> [Your goal]: Copy every line of the data exactly, leaving nothing out.

> [Supplied entries]:
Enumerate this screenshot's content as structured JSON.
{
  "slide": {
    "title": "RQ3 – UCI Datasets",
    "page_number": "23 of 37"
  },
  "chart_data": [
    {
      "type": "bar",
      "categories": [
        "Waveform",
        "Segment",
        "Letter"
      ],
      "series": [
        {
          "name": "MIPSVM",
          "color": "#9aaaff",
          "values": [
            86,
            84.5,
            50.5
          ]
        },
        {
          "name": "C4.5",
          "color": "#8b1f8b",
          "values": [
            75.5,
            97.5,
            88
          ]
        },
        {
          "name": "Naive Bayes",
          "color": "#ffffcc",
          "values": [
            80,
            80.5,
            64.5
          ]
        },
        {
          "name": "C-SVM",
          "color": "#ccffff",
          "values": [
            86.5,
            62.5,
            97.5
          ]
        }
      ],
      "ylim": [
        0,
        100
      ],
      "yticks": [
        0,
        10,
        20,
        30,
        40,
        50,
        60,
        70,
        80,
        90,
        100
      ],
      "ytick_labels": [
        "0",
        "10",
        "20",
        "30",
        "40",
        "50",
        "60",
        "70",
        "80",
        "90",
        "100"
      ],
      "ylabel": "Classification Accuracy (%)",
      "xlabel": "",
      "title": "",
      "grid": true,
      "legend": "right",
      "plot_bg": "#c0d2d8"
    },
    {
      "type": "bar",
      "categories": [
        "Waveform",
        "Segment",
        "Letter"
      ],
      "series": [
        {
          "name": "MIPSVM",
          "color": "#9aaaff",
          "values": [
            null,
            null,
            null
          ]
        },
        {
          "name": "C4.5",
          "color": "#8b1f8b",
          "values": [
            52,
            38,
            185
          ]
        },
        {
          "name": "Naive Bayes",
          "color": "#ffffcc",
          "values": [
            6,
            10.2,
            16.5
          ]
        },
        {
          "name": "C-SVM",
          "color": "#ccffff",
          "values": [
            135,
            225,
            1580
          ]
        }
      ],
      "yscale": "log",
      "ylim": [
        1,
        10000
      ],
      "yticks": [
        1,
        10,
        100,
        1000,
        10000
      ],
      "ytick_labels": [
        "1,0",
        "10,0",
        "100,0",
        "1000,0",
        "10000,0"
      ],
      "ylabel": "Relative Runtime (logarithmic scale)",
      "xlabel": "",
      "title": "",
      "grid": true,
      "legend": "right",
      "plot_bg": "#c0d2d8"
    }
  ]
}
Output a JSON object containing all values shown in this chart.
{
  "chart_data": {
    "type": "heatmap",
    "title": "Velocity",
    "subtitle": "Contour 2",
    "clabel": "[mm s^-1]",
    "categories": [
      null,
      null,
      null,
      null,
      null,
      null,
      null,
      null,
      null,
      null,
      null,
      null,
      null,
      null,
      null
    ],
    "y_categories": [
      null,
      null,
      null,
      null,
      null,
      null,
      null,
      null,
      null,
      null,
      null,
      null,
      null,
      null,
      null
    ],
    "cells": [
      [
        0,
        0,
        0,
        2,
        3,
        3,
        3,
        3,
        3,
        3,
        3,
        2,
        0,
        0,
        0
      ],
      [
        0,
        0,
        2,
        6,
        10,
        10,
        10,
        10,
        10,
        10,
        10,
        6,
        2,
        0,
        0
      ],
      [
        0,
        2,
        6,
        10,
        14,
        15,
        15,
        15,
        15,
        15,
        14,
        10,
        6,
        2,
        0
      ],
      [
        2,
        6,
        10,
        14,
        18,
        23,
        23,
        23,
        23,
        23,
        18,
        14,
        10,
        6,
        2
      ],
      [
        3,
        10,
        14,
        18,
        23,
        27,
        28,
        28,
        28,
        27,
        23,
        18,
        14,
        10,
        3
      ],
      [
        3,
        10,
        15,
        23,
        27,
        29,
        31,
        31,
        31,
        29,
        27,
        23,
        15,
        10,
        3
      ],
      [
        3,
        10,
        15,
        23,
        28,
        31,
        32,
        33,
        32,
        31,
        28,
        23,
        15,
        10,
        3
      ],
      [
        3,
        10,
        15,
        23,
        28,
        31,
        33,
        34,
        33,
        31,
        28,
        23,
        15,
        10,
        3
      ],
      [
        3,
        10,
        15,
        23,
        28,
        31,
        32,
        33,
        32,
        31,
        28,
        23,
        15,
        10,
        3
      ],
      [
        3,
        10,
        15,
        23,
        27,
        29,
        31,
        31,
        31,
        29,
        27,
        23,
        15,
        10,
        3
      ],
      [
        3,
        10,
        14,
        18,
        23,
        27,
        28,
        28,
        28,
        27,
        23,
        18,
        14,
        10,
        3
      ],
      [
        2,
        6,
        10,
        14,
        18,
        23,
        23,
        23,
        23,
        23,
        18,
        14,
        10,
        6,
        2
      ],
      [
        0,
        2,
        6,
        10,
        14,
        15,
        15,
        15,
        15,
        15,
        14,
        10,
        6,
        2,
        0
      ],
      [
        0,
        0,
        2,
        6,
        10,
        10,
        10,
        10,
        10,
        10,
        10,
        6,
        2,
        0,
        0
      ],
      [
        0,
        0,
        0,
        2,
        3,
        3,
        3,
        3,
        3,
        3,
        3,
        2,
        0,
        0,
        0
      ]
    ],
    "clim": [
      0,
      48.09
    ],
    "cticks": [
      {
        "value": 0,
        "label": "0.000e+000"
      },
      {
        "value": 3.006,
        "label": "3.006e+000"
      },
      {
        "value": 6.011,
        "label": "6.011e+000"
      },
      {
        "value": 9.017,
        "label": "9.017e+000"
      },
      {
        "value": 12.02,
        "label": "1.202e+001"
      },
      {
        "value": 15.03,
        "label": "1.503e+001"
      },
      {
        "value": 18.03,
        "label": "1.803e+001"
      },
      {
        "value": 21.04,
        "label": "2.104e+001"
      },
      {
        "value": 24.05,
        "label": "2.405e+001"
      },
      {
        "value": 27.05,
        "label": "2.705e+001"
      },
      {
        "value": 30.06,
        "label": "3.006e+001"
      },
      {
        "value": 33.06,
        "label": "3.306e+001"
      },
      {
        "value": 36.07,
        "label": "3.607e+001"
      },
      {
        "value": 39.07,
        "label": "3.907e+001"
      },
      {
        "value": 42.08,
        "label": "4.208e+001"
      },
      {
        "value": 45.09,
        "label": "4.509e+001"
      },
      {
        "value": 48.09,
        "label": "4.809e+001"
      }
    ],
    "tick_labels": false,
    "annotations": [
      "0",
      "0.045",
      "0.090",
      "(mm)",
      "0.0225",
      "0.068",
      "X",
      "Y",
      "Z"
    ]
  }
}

> [Solution for this exercise]:
Enumerate this screenshot's content as structured JSON.
{
  "slide": {
    "title": "RQ3 – UCI Datasets",
    "page_number": "23 of 37"
  },
  "chart_data": [
    {
      "type": "bar",
      "categories": [
        "Waveform",
        "Segment",
        "Letter"
      ],
      "series": [
        {
          "name": "MIPSVM",
          "color": "#9aaaff",
          "values": [
            86,
            84.5,
            50.5
          ]
        },
        {
          "name": "C4.5",
          "color": "#8b1f8b",
          "values": [
            75.5,
            97.5,
            88
          ]
        },
        {
          "name": "Naive Bayes",
          "color": "#ffffcc",
          "values": [
            80,
            80.5,
            64.5
          ]
        },
        {
          "name": "C-SVM",
          "color": "#ccffff",
          "values": [
            86.5,
            62.5,
            97.5
          ]
        }
      ],
      "ylim": [
        0,
        100
      ],
      "yticks": [
        0,
        10,
        20,
        30,
        40,
        50,
        60,
        70,
        80,
        90,
        100
      ],
      "ytick_labels": [
        "0",
        "10",
        "20",
        "30",
        "40",
        "50",
        "60",
        "70",
        "80",
        "90",
        "100"
      ],
      "ylabel": "Classification Accuracy (%)",
      "xlabel": "",
      "title": "",
      "grid": true,
      "legend": "right",
      "plot_bg": "#c0d2d8"
    },
    {
      "type": "bar",
      "categories": [
        "Waveform",
        "Segment",
        "Letter"
      ],
      "series": [
        {
          "name": "MIPSVM",
          "color": "#9aaaff",
          "values": [
            null,
            null,
            null
          ]
        },
        {
          "name": "C4.5",
          "color": "#8b1f8b",
          "values": [
            52,
            38,
            185
          ]
        },
        {
          "name": "Naive Bayes",
          "color": "#ffffcc",
          "values": [
            6,
            10.2,
            16.5
          ]
        },
        {
          "name": "C-SVM",
          "color": "#ccffff",
          "values": [
            135,
            225,
            1580
          ]
        }
      ],
      "yscale": "log",
      "ylim": [
        1,
        10000
      ],
      "yticks": [
        1,
        10,
        100,
        1000,
        10000
      ],
      "ytick_labels": [
        "1,0",
        "10,0",
        "100,0",
        "1000,0",
        "10000,0"
      ],
      "ylabel": "Relative Runtime (logarithmic scale)",
      "xlabel": "",
      "title": "",
      "grid": true,
      "legend": "right",
      "plot_bg": "#c0d2d8"
    }
  ]
}
Output a JSON object containing all values shown in this chart.
{
  "chart_data": {
    "type": "heatmap",
    "title": "Velocity",
    "subtitle": "Contour 2",
    "clabel": "[mm s^-1]",
    "categories": [
      null,
      null,
      null,
      null,
      null,
      null,
      null,
      null,
      null,
      null,
      null,
      null,
      null,
      null,
      null
    ],
    "y_categories": [
      null,
      null,
      null,
      null,
      null,
      null,
      null,
      null,
      null,
      null,
      null,
      null,
      null,
      null,
      null
    ],
    "cells": [
      [
        0,
        0,
        0,
        2,
        3,
        3,
        3,
        3,
        3,
        3,
        3,
        2,
        0,
        0,
        0
      ],
      [
        0,
        0,
        2,
        6,
        10,
        10,
        10,
        10,
        10,
        10,
        10,
        6,
        2,
        0,
        0
      ],
      [
        0,
        2,
        6,
        10,
        14,
        15,
        15,
        15,
        15,
        15,
        14,
        10,
        6,
        2,
        0
      ],
      [
        2,
        6,
        10,
        14,
        18,
        23,
        23,
        23,
        23,
        23,
        18,
        14,
        10,
        6,
        2
      ],
      [
        3,
        10,
        14,
        18,
        23,
        27,
        28,
        28,
        28,
        27,
        23,
        18,
        14,
        10,
        3
      ],
      [
        3,
        10,
        15,
        23,
        27,
        29,
        31,
        31,
        31,
        29,
        27,
        23,
        15,
        10,
        3
      ],
      [
        3,
        10,
        15,
        23,
        28,
        31,
        32,
        33,
        32,
        31,
        28,
        23,
        15,
        10,
        3
      ],
      [
        3,
        10,
        15,
        23,
        28,
        31,
        33,
        34,
        33,
        31,
        28,
        23,
        15,
        10,
        3
      ],
      [
        3,
        10,
        15,
        23,
        28,
        31,
        32,
        33,
        32,
        31,
        28,
        23,
        15,
        10,
        3
      ],
      [
        3,
        10,
        15,
        23,
        27,
        29,
        31,
        31,
        31,
        29,
        27,
        23,
        15,
        10,
        3
      ],
      [
        3,
        10,
        14,
        18,
        23,
        27,
        28,
        28,
        28,
        27,
        23,
        18,
        14,
        10,
        3
      ],
      [
        2,
        6,
        10,
        14,
        18,
        23,
        23,
        23,
        23,
        23,
        18,
        14,
        10,
        6,
        2
      ],
      [
        0,
        2,
        6,
        10,
        14,
        15,
        15,
        15,
        15,
        15,
        14,
        10,
        6,
        2,
        0
      ],
      [
        0,
        0,
        2,
        6,
        10,
        10,
        10,
        10,
        10,
        10,
        10,
        6,
        2,
        0,
        0
      ],
      [
        0,
        0,
        0,
        2,
        3,
        3,
        3,
        3,
        3,
        3,
        3,
        2,
        0,
        0,
        0
      ]
    ],
    "clim": [
      0,
      48.09
    ],
    "cticks": [
      {
        "value": 0,
        "label": "0.000e+000"
      },
      {
        "value": 3.006,
        "label": "3.006e+000"
      },
      {
        "value": 6.011,
        "label": "6.011e+000"
      },
      {
        "value": 9.017,
        "label": "9.017e+000"
      },
      {
        "value": 12.02,
        "label": "1.202e+001"
      },
      {
        "value": 15.03,
        "label": "1.503e+001"
      },
      {
        "value": 18.03,
        "label": "1.803e+001"
      },
      {
        "value": 21.04,
        "label": "2.104e+001"
      },
      {
        "value": 24.05,
        "label": "2.405e+001"
      },
      {
        "value": 27.05,
        "label": "2.705e+001"
      },
      {
        "value": 30.06,
        "label": "3.006e+001"
      },
      {
        "value": 33.06,
        "label": "3.306e+001"
      },
      {
        "value": 36.07,
        "label": "3.607e+001"
      },
      {
        "value": 39.07,
        "label": "3.907e+001"
      },
      {
        "value": 42.08,
        "label": "4.208e+001"
      },
      {
        "value": 45.09,
        "label": "4.509e+001"
      },
      {
        "value": 48.09,
        "label": "4.809e+001"
      }
    ],
    "tick_labels": false,
    "annotations": [
      "0",
      "0.045",
      "0.090",
      "(mm)",
      "0.0225",
      "0.068",
      "X",
      "Y",
      "Z"
    ]
  }
}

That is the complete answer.